>> START Information provided
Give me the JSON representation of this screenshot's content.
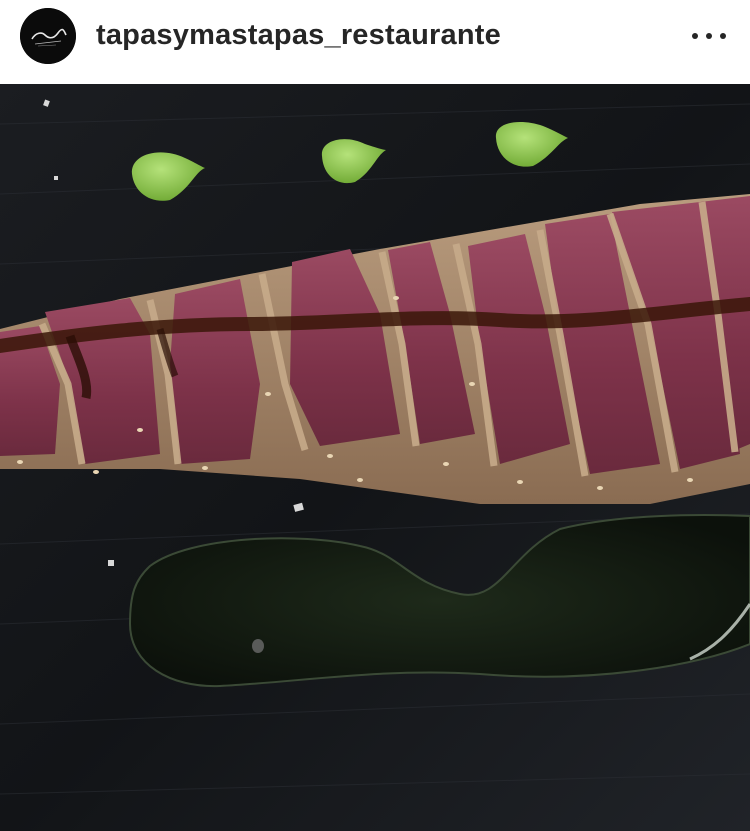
{
  "post": {
    "username": "tapasymastapas_restaurante",
    "more_icon": "more-horizontal-icon",
    "avatar_icon": "restaurant-logo"
  },
  "photo": {
    "subject": "seared-tuna-tataki-on-slate"
  },
  "colors": {
    "header_bg": "#ffffff",
    "username_text": "#262626",
    "slate": "#141619",
    "wasabi": "#8cc63f",
    "tuna": "#8a3c52"
  }
}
>> END Information provided
Return each line exactly as written. Any picture gets left out.

Give me the JSON representation of this screenshot's content.
{
  "post": {
    "username": "tapasymastapas_restaurante",
    "more_icon": "more-horizontal-icon",
    "avatar_icon": "restaurant-logo"
  },
  "photo": {
    "subject": "seared-tuna-tataki-on-slate"
  },
  "colors": {
    "header_bg": "#ffffff",
    "username_text": "#262626",
    "slate": "#141619",
    "wasabi": "#8cc63f",
    "tuna": "#8a3c52"
  }
}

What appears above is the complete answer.